Brief:
Provide a single number: the count of lines containing the string "into".

Data entries:
- - - - -

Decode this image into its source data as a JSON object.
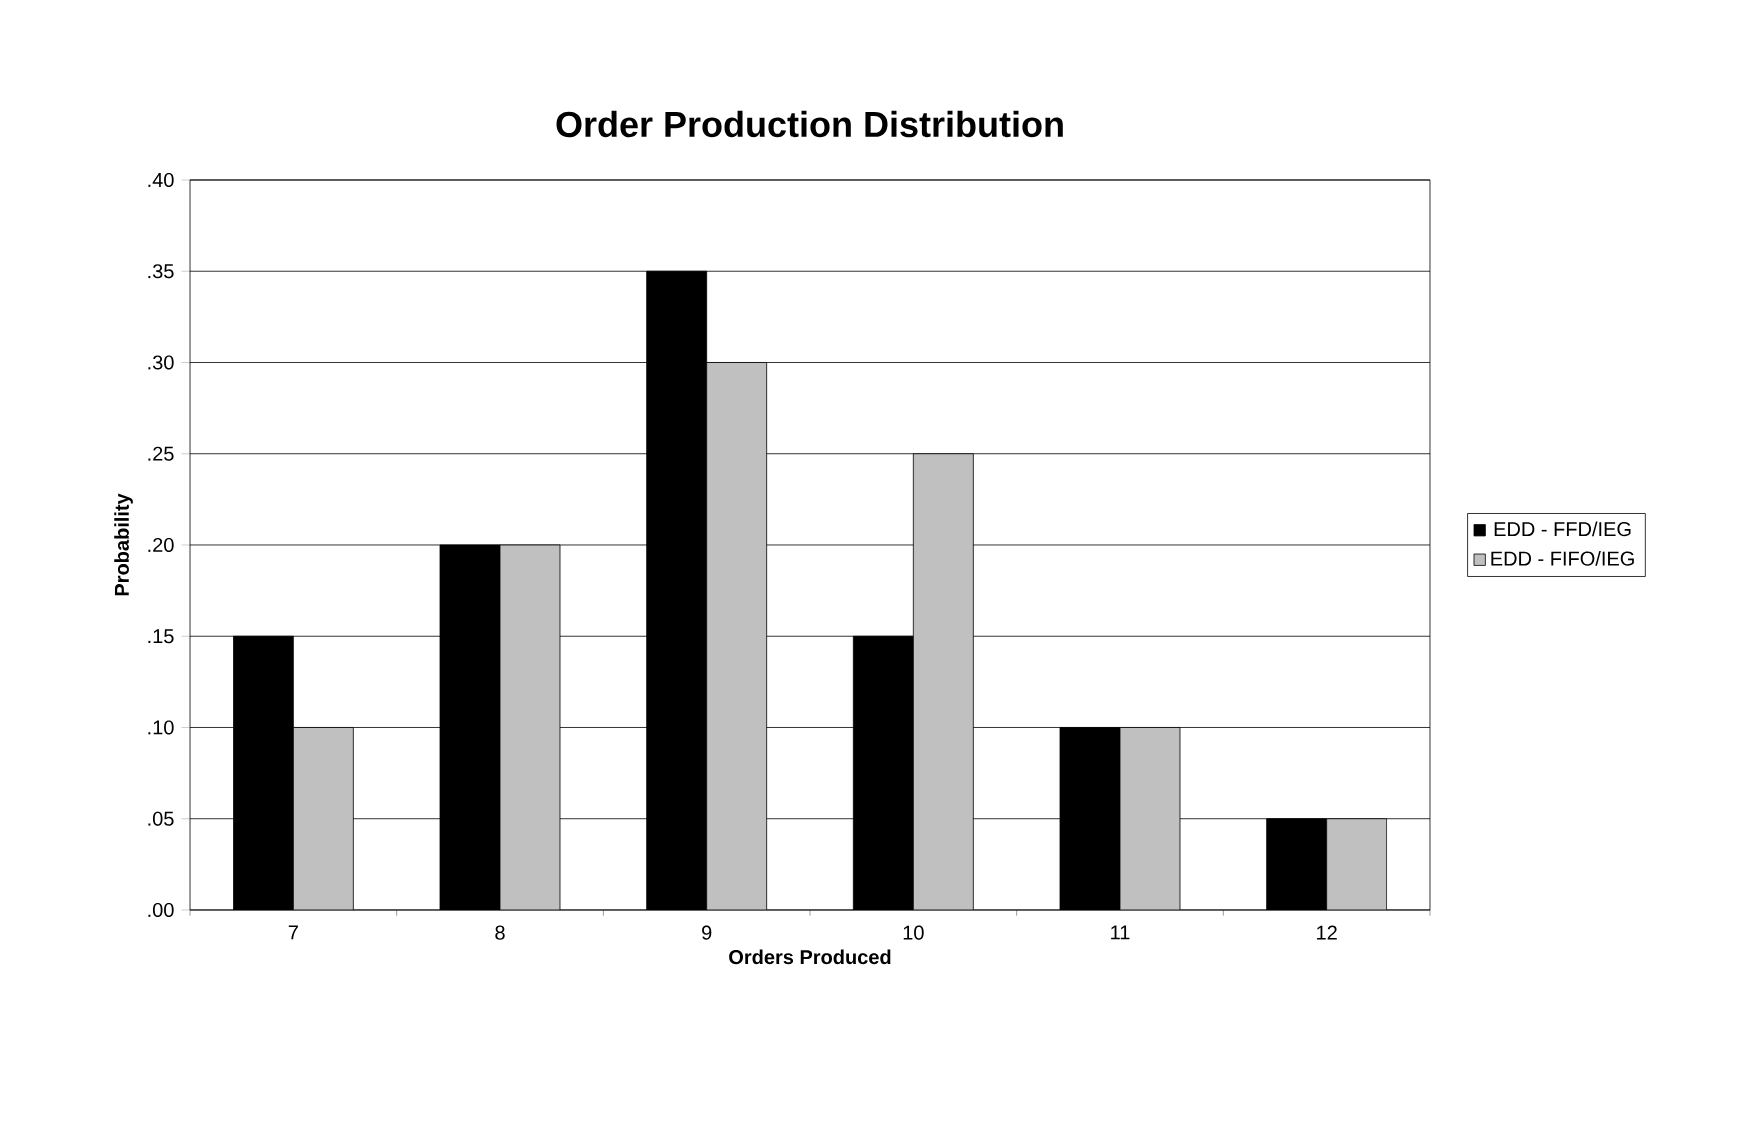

- - - - -

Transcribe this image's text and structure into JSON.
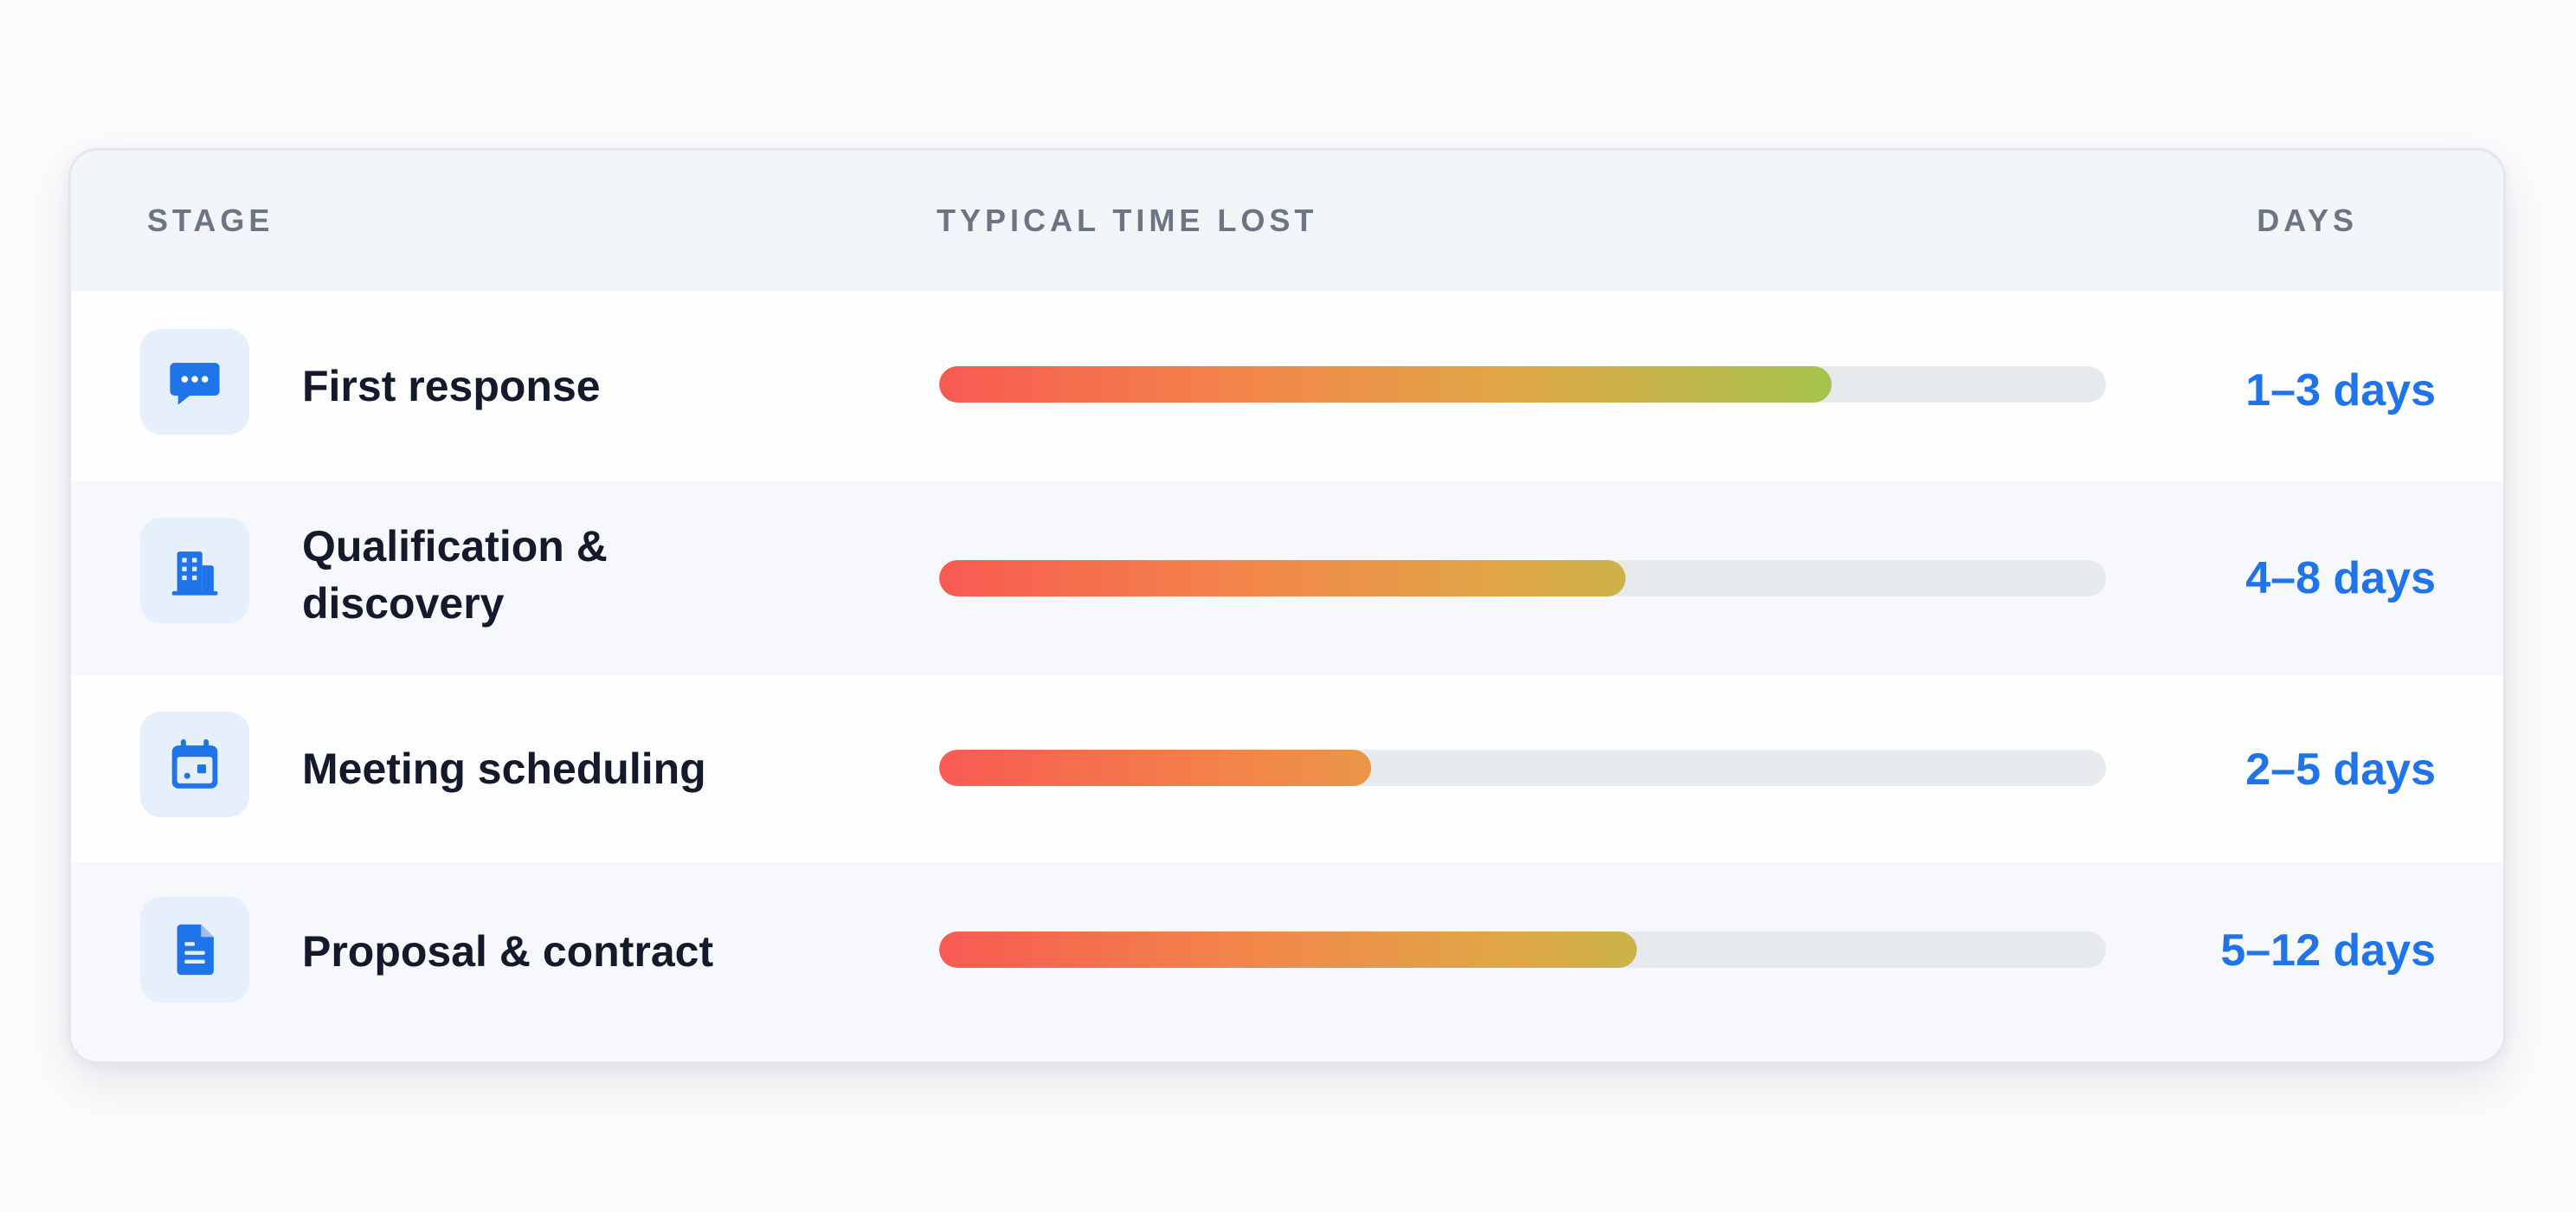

- - - - -

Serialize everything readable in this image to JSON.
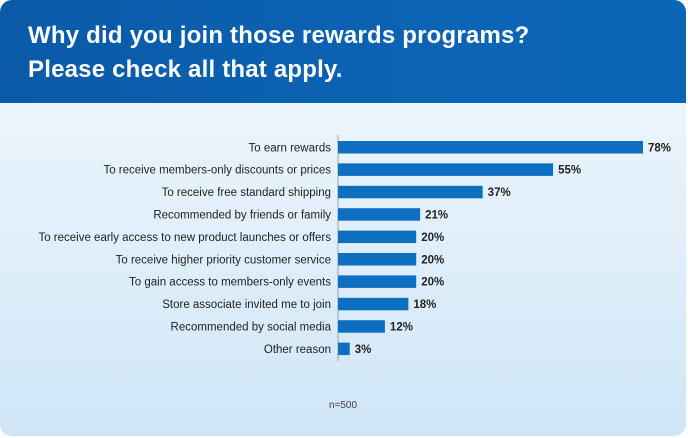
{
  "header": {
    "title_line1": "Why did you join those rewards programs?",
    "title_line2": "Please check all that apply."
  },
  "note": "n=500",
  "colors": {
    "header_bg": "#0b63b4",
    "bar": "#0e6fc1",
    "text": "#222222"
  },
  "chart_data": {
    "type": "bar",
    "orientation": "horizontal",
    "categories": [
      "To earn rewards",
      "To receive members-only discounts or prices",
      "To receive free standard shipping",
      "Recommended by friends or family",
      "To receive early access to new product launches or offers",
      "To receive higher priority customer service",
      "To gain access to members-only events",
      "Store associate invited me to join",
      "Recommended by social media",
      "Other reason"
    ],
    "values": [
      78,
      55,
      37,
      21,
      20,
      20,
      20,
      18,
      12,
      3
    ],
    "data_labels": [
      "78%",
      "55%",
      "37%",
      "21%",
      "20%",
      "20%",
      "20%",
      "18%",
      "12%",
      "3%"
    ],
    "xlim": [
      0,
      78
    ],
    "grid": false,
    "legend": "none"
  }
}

- - - - -

Problem solution:
2